__What you will do__
Reproduce word for word the part of the pick scheduler passage from "Returning to FIG." up to and including "102 to the pick scheduler 104.".

__Passage to read__

Returning to FIG. 2, sensor interface 102 receives the workpiece information as raw data. This raw data is communicated by the sensor interface 102 to the pick scheduler 104.

The pick scheduler 104 accepts and processes the raw data from sensor interface 102 that includes information of the workpieces 16, 18. One function of the pick scheduler 104 is to parse the raw data in order to determine, for example, the positions of each individual workpiece 16, 18. Parsing the raw data includes determining the coordinates of each of the workpieces on a common coordinate system, determining the angle or orientation of each workpiece, and removing any workpieces that includes a score value that is below a threshold or diverges in some way from the other workpieces. The parsing performed by the pick scheduler 104 can also include identifying and removing duplicates from the raw data that occur when a single workpiece 16, 18 is identified more than once. Thus, a workpiecce 16, 18 is not detected twice in two subsequent packets of data from the sensor interface 102.

Queuing performed by pick scheduler 104 will be described with reference to FIG. 3. FIG. 3 illustrates exemplary queues for robot #1, robot #2, and robot #X, which correspond to the similarly-identified robots of FIG. 2. As illustrated in FIGS. 2 and 3, the sensor 12 communicates with the sensor interface 102 via the sensor communication bus 202. In turn, sensor interface 102 provides raw data to the pick scheduler 104. The pick scheduler 104 first parses the raw data and removes any duplicates present in the raw data, as described previously. The pick scheduler 104 then assigns a robot 14 to individual workpieces of the workpieces 16, 18. This assignment can be performed by creating a queue for each robot 14. A queue represents an order, or sequence, in which the individual robot 14 will manipulate the individual workpieces. The assignment of the workpieces 16, 18 to a particular robot 14 can be performed according to other criteria. For example, assignment of workpieces 16, 18 can be performed according to product type queuing or custom queuing. FIG. 3 illustrates exemplary queuing in which each robot 14 is assigned a series of workpieces by pick scheduler 104. The robots 14 are controlled to manipulate each workpiece in the order specified by the respective queues. The queue for each robot is thus an example of a schedule that includes information representing an order in which the workpieces are to be manipulated. The pick scheduler 104 stored in memory 110 is an example of circuitry that creates respective schedules for one or more robots 14 that includes information representing an order in which workpieces 16, 18 are to be manipulated based on the sensor data.

__Data excerpts__

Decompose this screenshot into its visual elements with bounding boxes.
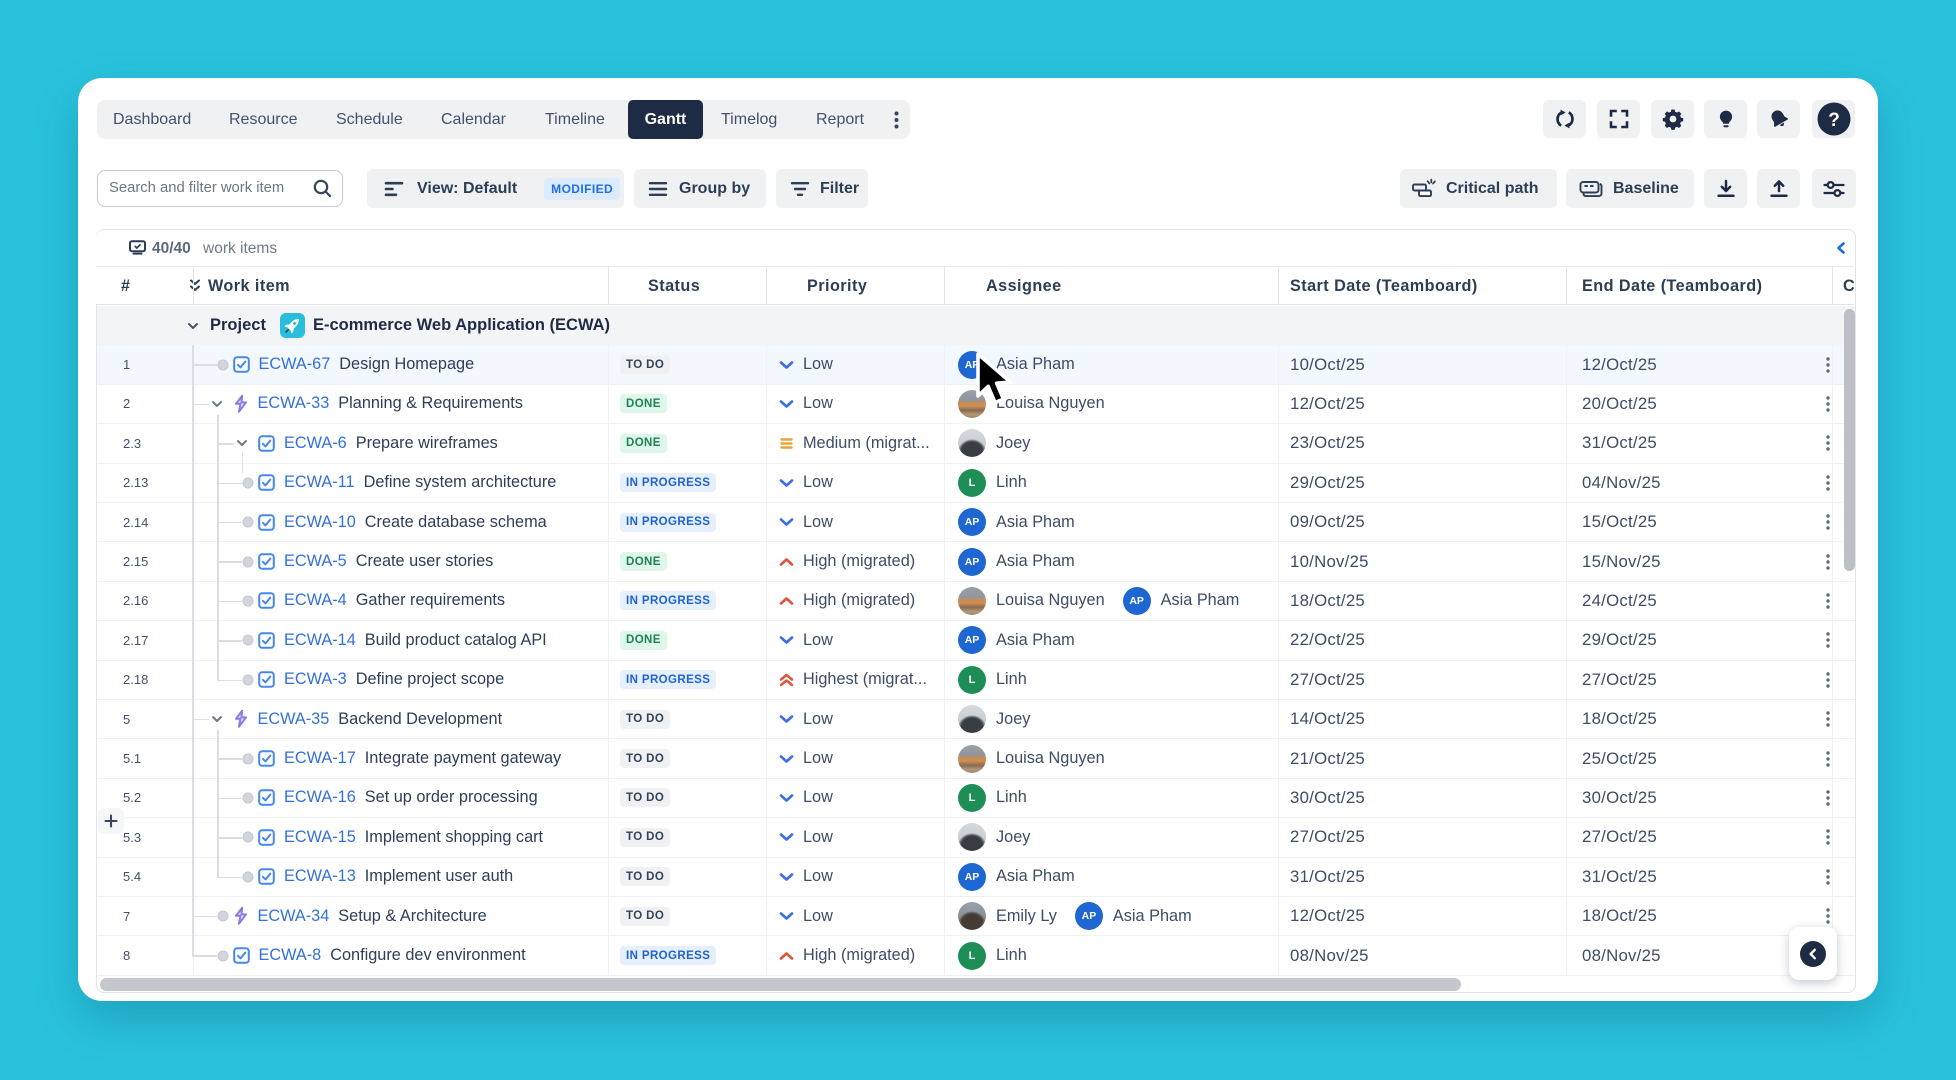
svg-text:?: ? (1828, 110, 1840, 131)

* * *

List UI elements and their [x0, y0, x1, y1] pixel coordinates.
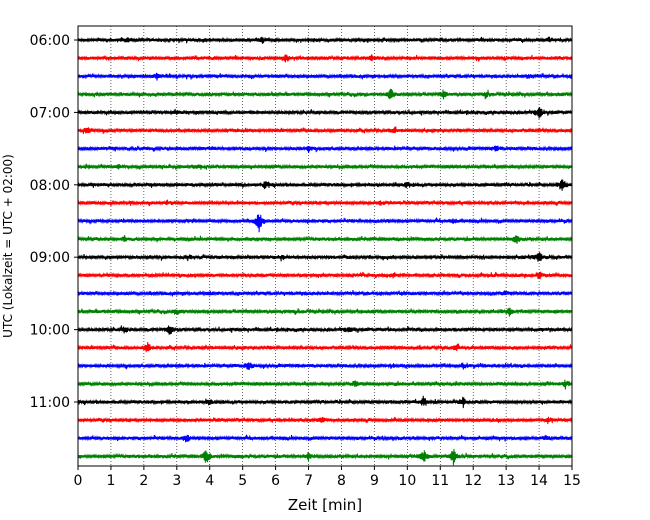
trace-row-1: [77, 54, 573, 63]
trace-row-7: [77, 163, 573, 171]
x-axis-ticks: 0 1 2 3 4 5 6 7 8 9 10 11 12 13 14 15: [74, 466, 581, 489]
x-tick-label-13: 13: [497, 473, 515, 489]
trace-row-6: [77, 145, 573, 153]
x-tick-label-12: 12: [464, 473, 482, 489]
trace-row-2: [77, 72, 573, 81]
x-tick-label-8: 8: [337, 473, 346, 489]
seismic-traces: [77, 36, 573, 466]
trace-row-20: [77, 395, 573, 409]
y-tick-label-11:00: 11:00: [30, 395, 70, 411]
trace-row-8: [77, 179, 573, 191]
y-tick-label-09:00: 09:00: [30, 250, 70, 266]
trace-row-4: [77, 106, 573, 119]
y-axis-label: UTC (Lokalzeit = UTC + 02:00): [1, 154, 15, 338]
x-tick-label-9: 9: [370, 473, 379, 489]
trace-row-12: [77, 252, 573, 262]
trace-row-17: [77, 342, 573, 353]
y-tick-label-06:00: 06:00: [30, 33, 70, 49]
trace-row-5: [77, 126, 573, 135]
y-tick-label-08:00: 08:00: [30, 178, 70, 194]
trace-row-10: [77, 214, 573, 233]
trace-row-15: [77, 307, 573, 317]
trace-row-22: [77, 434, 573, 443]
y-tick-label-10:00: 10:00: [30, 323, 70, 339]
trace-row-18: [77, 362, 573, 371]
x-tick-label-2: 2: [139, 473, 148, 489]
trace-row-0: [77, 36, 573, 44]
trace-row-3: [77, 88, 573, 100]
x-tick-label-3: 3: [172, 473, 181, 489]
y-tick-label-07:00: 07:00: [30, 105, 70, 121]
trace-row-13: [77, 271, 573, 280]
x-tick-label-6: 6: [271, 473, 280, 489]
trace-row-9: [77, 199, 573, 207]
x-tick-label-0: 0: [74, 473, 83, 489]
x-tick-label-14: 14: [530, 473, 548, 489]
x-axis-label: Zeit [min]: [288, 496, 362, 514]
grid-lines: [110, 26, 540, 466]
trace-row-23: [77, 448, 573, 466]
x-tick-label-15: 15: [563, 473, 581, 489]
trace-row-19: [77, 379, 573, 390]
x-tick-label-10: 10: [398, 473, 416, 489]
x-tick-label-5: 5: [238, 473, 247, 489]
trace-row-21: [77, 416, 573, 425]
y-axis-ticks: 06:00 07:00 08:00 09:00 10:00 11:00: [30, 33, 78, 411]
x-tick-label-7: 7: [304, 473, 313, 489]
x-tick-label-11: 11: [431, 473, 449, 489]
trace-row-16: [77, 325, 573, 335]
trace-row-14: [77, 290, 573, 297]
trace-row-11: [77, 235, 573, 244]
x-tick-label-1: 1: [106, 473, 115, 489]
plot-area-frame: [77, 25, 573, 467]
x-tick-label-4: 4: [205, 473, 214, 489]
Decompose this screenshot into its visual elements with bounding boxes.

---

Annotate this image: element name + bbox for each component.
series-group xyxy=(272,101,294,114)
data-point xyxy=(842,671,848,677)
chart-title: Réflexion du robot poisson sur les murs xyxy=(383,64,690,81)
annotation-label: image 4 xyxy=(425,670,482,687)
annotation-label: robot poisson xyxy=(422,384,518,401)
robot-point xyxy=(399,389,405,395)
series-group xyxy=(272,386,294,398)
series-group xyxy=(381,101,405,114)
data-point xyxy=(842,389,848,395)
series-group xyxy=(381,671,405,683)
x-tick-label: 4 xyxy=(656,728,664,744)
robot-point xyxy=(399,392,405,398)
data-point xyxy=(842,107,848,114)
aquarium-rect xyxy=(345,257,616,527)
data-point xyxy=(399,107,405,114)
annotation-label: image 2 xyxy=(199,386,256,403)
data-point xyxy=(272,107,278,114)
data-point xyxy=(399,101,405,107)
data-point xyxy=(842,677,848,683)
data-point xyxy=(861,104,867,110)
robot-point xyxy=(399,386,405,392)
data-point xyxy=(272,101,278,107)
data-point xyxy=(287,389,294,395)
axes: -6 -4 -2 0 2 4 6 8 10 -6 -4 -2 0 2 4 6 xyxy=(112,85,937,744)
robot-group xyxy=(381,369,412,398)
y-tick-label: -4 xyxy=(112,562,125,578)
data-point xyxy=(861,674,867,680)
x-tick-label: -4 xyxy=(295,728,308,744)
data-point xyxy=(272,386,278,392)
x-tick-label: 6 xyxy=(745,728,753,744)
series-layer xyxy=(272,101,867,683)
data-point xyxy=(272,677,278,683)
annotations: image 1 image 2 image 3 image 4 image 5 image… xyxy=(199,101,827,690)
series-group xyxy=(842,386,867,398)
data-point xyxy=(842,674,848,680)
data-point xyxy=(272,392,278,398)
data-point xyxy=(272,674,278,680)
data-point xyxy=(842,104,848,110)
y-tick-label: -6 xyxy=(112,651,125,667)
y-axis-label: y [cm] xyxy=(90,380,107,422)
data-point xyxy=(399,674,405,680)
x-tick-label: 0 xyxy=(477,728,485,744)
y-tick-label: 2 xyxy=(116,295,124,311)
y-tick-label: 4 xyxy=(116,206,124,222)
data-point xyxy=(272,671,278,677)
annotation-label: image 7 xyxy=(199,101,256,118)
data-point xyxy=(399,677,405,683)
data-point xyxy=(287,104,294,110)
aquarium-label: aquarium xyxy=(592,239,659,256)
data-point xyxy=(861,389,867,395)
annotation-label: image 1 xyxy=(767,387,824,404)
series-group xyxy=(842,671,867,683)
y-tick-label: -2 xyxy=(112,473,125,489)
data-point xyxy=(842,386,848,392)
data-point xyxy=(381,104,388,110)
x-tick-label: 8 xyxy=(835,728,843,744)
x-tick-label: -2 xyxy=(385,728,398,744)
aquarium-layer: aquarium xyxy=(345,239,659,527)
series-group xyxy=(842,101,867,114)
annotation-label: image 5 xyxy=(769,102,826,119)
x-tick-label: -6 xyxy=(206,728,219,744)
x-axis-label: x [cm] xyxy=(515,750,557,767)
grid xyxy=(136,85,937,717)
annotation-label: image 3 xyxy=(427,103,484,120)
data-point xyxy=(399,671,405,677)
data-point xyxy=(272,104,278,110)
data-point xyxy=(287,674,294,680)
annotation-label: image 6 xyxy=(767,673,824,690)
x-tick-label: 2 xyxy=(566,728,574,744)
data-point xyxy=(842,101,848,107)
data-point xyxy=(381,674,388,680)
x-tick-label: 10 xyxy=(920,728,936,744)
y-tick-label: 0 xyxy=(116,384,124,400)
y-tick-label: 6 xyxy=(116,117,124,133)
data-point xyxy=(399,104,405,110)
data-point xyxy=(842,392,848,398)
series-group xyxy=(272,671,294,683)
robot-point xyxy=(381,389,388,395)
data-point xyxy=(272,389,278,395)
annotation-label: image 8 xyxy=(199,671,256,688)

__Response below__
Returning to FIG. 2, sensor interface 102 receives the workpiece information as raw data. This raw data is communicated by the sensor interface 102 to the pick scheduler 104.